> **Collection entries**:
--- START ---

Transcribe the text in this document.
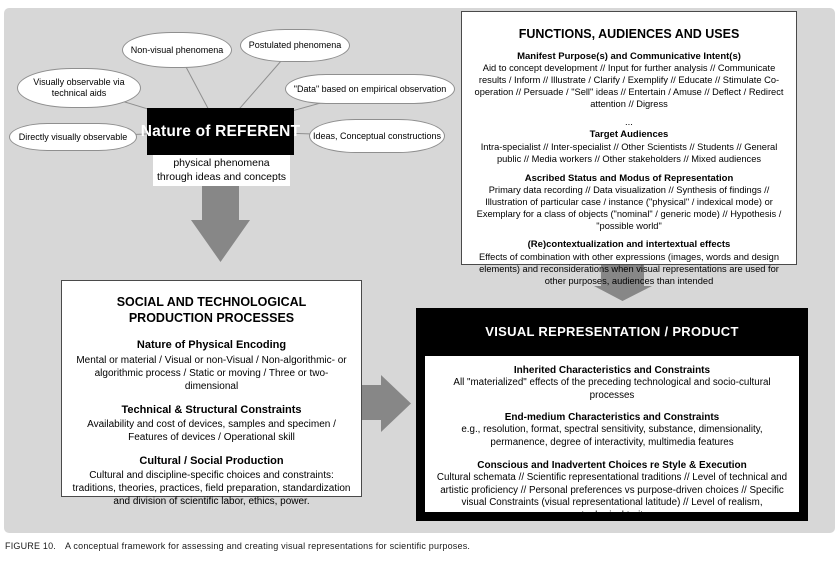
Visually observable via technical aids
Directly visually observable
Non-visual phenomena	Postulated phenomena
"Data" based on empirical observation
Ideas, Conceptual constructions
Nature of REFERENT
physical phenomena through ideas and concepts
FUNCTIONS, AUDIENCES AND USES
Manifest Purpose(s) and Communicative Intent(s)
Aid to concept development // Input for further analysis // Communicate results / Inform // Illustrate / Clarify / Exemplify // Educate // Stimulate Co-operation // Persuade / "Sell" ideas // Entertain / Amuse // Deflect / Redirect attention // Digress
...
Target Audiences
Intra-specialist // Inter-specialist // Other Scientists // Students // General public // Media workers // Other stakeholders // Mixed audiences
Ascribed Status and Modus of Representation
Primary data recording // Data visualization // Synthesis of findings // Illustration of particular case / instance ("physical" / indexical mode) or Exemplary for a class of objects ("nominal" / generic mode) // Hypothesis / "possible world"
(Re)contextualization and intertextual effects
Effects of combination with other expressions (images, words and design elements) and reconsiderations when visual representations are used for other purposes, audiences than intended
SOCIAL AND TECHNOLOGICAL PRODUCTION PROCESSES
Nature of Physical Encoding
Mental or material / Visual or non-Visual / Non-algorithmic- or algorithmic process / Static or moving / Three or two-dimensional
Technical & Structural Constraints
Availability and cost of devices, samples and specimen / Features of devices / Operational skill
Cultural / Social Production
Cultural and discipline-specific choices and constraints: traditions, theories, practices, field preparation, standardization and division of scientific labor, ethics, power.
VISUAL REPRESENTATION / PRODUCT
Inherited Characteristics and Constraints
All "materialized" effects of the preceding technological and socio-cultural processes
End-medium Characteristics and Constraints
e.g., resolution, format, spectral sensitivity, substance, dimensionality, permanence, degree of interactivity, multimedia features
Conscious and Inadvertent Choices re Style & Execution
Cultural schemata // Scientific representational traditions // Level of technical and artistic proficiency // Personal preferences vs purpose-driven choices // Specific visual Constraints (visual representational latitude) // Level of realism, metaphorical traits...
FIGURE 10. A conceptual framework for assessing and creating visual representations for scientific purposes.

--- END ---

> **Your goal**: Leave out the pictures and reproduce the rest of the listing exactly.

> **Finished exercise**:
Transcribe the text in this document.
Visually observable via technical aids
Directly visually observable
Non-visual phenomena	Postulated phenomena
"Data" based on empirical observation
Ideas, Conceptual constructions
Nature of REFERENT
physical phenomena through ideas and concepts
FUNCTIONS, AUDIENCES AND USES
Manifest Purpose(s) and Communicative Intent(s)
Aid to concept development // Input for further analysis // Communicate results / Inform // Illustrate / Clarify / Exemplify // Educate // Stimulate Co-operation // Persuade / "Sell" ideas // Entertain / Amuse // Deflect / Redirect attention // Digress
...
Target Audiences
Intra-specialist // Inter-specialist // Other Scientists // Students // General public // Media workers // Other stakeholders // Mixed audiences
Ascribed Status and Modus of Representation
Primary data recording // Data visualization // Synthesis of findings // Illustration of particular case / instance ("physical" / indexical mode) or Exemplary for a class of objects ("nominal" / generic mode) // Hypothesis / "possible world"
(Re)contextualization and intertextual effects
Effects of combination with other expressions (images, words and design elements) and reconsiderations when visual representations are used for other purposes, audiences than intended
SOCIAL AND TECHNOLOGICAL PRODUCTION PROCESSES
Nature of Physical Encoding
Mental or material / Visual or non-Visual / Non-algorithmic- or algorithmic process / Static or moving / Three or two-dimensional
Technical & Structural Constraints
Availability and cost of devices, samples and specimen / Features of devices / Operational skill
Cultural / Social Production
Cultural and discipline-specific choices and constraints: traditions, theories, practices, field preparation, standardization and division of scientific labor, ethics, power.
VISUAL REPRESENTATION / PRODUCT
Inherited Characteristics and Constraints
All "materialized" effects of the preceding technological and socio-cultural processes
End-medium Characteristics and Constraints
e.g., resolution, format, spectral sensitivity, substance, dimensionality, permanence, degree of interactivity, multimedia features
Conscious and Inadvertent Choices re Style & Execution
Cultural schemata // Scientific representational traditions // Level of technical and artistic proficiency // Personal preferences vs purpose-driven choices // Specific visual Constraints (visual representational latitude) // Level of realism, metaphorical traits...
FIGURE 10. A conceptual framework for assessing and creating visual representations for scientific purposes.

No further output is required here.